Exercise goal: Look for "Divergence" in each line of the entries, and return the matching lines.

(Figure collection entries)
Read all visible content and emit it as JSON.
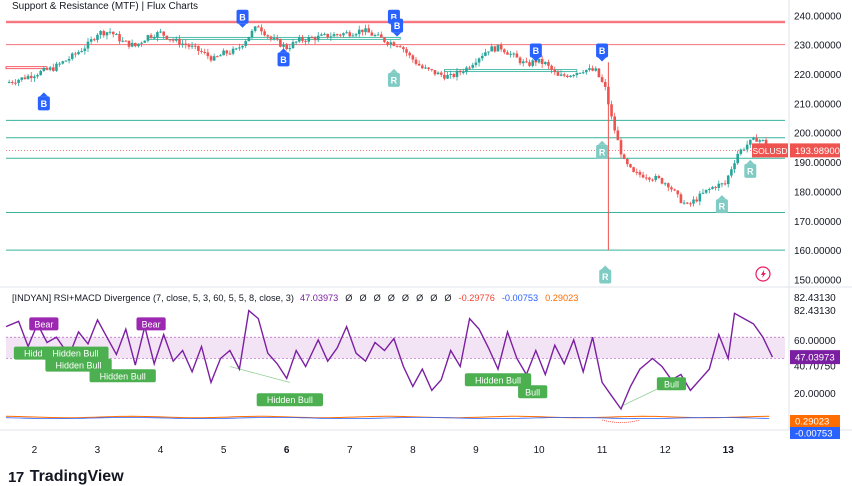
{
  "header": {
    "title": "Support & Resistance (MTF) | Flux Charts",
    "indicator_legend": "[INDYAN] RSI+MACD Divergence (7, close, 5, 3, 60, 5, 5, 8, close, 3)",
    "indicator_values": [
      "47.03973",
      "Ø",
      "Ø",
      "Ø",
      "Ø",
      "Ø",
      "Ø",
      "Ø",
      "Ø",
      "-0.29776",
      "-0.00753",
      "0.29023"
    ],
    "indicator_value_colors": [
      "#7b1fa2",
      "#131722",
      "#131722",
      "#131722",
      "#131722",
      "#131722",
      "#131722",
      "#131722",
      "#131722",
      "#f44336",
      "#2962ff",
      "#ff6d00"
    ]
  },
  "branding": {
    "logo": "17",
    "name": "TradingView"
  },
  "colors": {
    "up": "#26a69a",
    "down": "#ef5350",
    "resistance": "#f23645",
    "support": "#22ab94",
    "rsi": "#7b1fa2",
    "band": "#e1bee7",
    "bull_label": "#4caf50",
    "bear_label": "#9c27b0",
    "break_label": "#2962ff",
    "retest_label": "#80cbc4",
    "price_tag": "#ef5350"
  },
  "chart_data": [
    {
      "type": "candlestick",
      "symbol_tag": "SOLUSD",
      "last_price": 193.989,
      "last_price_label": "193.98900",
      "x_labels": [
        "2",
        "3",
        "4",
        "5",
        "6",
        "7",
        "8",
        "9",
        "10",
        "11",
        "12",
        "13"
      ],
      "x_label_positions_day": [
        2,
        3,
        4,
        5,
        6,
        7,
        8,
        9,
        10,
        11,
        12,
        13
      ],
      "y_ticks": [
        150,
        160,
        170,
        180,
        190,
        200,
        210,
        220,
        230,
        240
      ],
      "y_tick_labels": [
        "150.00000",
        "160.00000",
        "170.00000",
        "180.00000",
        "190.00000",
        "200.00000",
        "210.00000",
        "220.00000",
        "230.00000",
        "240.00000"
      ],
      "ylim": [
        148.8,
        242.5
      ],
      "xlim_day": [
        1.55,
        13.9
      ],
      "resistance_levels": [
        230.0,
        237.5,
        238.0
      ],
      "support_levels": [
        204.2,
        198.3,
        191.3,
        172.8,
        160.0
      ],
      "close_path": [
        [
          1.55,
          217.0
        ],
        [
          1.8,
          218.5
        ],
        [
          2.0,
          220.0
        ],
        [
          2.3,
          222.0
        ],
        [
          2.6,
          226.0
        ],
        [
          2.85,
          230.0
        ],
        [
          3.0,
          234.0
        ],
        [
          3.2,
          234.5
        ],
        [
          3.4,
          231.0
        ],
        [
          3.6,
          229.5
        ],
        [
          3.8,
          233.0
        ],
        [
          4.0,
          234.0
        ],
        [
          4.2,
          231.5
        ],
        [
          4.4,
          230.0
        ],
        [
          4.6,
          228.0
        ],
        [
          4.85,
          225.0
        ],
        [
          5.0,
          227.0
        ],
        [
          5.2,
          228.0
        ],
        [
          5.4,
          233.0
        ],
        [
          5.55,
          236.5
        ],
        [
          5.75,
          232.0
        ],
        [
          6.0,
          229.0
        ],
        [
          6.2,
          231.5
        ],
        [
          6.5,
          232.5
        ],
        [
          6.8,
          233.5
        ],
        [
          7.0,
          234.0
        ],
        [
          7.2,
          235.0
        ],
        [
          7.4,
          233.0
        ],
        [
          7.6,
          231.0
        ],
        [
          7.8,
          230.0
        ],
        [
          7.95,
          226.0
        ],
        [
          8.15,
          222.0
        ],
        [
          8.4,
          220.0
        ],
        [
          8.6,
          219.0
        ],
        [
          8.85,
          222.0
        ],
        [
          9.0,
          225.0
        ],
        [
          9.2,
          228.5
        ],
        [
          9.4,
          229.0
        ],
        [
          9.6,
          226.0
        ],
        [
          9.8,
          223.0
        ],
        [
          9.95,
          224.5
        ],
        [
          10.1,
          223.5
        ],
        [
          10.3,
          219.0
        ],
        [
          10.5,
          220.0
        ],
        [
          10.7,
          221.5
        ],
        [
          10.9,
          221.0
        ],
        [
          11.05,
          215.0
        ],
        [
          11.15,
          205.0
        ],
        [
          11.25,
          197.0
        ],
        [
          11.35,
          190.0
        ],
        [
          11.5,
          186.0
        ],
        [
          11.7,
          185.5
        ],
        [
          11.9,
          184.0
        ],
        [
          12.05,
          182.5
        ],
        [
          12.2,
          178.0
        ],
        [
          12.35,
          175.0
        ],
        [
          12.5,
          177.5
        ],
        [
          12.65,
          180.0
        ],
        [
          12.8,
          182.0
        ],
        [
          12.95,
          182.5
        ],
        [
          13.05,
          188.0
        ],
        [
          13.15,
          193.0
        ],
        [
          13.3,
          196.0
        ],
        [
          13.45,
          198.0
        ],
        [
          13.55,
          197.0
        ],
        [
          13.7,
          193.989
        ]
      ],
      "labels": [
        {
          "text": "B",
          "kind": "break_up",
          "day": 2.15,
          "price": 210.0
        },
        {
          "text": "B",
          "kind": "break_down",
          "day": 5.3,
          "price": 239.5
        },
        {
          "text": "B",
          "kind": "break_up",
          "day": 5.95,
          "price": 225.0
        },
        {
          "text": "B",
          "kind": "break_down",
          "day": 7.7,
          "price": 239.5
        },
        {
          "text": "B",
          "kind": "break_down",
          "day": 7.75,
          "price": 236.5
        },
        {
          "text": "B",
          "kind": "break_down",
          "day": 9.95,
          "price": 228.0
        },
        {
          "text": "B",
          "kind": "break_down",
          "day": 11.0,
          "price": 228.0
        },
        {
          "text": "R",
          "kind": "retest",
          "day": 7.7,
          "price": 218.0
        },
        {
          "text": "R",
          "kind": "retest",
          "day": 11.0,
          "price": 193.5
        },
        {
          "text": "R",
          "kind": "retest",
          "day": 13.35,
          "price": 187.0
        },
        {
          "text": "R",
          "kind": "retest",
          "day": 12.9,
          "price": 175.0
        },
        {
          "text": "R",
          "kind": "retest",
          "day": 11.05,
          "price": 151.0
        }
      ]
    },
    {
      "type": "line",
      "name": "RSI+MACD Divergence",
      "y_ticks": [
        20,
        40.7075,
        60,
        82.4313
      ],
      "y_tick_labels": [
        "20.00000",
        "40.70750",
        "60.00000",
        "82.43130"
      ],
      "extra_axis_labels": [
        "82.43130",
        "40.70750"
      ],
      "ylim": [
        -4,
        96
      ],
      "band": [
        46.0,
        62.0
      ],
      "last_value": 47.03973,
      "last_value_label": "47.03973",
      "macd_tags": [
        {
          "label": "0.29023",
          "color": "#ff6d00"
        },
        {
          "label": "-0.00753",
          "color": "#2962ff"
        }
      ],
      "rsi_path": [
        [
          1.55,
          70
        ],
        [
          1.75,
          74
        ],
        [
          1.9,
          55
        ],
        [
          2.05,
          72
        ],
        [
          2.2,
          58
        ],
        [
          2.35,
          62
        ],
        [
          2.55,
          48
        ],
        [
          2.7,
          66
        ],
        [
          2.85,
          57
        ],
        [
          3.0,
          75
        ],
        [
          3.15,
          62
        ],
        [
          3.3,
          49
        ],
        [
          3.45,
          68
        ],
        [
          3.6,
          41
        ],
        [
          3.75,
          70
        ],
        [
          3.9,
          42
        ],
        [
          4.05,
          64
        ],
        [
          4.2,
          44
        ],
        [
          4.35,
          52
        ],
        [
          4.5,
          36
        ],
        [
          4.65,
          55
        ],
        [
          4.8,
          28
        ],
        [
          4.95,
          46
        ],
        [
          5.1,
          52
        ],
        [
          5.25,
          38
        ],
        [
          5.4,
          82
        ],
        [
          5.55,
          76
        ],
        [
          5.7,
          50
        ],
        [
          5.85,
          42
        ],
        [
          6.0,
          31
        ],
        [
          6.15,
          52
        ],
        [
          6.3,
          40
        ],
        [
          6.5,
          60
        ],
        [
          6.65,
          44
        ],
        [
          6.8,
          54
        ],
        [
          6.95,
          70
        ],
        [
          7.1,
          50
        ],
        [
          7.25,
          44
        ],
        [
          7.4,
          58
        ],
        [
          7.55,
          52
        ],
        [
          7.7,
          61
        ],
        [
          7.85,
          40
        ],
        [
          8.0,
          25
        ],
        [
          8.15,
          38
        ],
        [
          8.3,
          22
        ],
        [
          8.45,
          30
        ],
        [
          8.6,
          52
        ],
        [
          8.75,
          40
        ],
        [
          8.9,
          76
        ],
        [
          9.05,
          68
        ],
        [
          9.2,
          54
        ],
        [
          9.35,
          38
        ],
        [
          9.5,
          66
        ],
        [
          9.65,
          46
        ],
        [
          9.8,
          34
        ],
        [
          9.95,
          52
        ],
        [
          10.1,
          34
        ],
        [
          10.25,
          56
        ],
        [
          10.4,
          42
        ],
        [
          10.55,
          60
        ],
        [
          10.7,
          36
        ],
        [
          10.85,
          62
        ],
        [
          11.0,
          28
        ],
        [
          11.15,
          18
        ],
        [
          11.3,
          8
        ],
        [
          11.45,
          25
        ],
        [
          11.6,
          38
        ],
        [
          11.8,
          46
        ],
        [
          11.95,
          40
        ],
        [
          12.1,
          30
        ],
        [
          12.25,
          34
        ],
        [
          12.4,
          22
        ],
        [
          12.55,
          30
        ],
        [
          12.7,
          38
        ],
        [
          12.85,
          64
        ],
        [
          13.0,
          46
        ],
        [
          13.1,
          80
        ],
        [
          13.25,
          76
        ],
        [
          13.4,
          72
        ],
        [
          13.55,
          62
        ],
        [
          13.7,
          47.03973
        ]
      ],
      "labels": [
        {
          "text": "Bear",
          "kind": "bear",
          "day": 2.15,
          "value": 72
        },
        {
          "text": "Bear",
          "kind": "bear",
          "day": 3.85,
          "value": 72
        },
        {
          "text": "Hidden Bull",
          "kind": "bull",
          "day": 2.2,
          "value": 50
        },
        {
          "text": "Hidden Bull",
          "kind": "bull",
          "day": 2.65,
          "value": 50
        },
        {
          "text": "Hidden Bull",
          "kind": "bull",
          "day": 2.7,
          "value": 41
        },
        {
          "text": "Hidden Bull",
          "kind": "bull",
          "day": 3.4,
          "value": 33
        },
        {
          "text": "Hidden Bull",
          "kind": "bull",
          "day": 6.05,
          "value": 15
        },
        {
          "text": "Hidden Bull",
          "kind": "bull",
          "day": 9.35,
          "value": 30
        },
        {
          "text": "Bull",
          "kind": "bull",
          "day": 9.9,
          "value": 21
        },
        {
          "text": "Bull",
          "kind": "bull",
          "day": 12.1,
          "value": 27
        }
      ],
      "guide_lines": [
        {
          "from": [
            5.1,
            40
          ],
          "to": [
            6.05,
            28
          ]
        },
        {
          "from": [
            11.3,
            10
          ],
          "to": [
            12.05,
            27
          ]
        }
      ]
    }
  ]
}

Problem solution:
    "indicator_legend": "[INDYAN] RSI+MACD Divergence (7, close, 5, 3, 60, 5, 5, 8, close, 3)",
      "name": "RSI+MACD Divergence",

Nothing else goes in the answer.